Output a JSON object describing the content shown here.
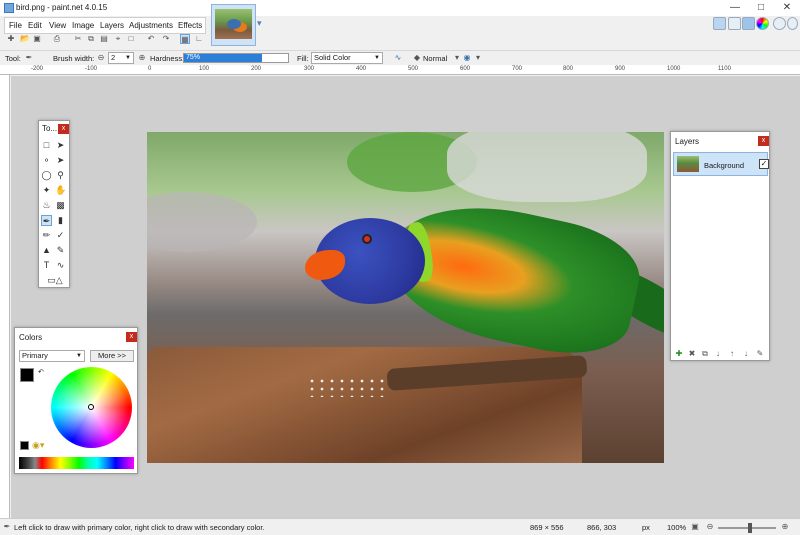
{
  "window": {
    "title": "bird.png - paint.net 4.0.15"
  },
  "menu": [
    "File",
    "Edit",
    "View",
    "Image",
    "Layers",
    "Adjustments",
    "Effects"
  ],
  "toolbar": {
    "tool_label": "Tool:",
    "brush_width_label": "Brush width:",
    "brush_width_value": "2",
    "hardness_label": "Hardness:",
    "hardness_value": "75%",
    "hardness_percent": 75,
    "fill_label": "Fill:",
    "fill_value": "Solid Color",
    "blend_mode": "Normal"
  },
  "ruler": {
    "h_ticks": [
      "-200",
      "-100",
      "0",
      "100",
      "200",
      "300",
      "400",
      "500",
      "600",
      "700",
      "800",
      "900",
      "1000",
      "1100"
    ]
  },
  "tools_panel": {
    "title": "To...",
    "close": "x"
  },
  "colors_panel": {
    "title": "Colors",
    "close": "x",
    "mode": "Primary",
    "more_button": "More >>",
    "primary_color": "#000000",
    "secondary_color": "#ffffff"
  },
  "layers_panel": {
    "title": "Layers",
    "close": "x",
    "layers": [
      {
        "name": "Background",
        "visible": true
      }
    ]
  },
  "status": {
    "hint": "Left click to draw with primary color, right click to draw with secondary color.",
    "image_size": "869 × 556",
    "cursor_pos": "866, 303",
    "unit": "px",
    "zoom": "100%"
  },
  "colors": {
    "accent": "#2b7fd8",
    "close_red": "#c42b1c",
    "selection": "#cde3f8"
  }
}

========================================================================

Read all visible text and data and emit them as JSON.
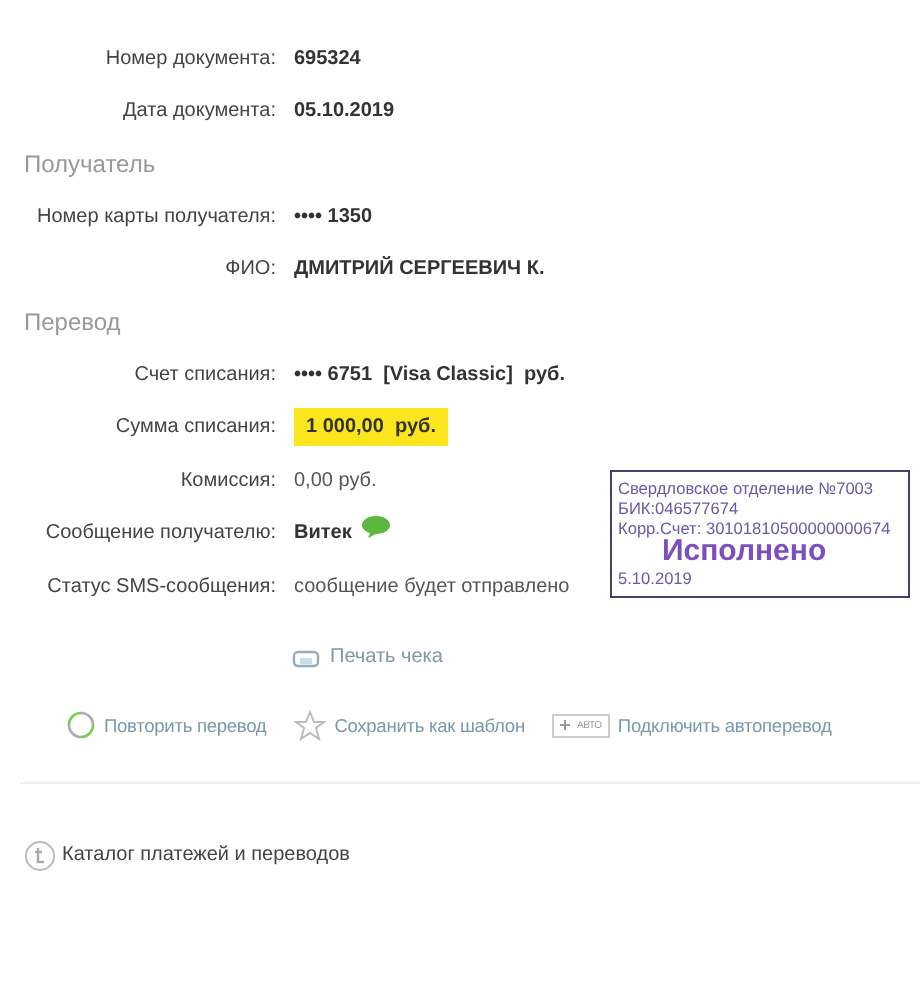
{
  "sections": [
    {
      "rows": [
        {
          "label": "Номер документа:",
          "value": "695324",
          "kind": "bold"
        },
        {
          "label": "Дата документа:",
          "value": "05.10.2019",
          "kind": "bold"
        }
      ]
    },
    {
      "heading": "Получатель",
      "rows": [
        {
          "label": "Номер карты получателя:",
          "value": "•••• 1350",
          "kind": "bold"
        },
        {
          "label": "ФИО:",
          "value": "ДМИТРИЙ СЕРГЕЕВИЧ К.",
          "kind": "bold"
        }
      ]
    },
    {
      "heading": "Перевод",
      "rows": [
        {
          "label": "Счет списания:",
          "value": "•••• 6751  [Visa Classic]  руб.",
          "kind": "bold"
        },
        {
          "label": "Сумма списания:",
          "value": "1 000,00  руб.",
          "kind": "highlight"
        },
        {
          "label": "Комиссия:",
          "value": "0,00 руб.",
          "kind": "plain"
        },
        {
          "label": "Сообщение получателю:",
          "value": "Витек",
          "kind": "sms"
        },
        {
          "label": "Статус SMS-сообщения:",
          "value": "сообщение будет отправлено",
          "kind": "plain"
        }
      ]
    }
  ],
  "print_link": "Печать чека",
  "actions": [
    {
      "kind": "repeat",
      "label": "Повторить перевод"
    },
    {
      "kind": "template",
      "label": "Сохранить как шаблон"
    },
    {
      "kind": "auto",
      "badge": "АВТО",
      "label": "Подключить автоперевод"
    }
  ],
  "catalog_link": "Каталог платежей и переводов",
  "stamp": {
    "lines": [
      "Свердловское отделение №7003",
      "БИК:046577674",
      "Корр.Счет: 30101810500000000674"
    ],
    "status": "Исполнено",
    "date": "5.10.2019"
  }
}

========================================================================

Copy each line holding the word "heading" from the listing above.

* Completed task *
      "heading": "Получатель",
      "heading": "Перевод",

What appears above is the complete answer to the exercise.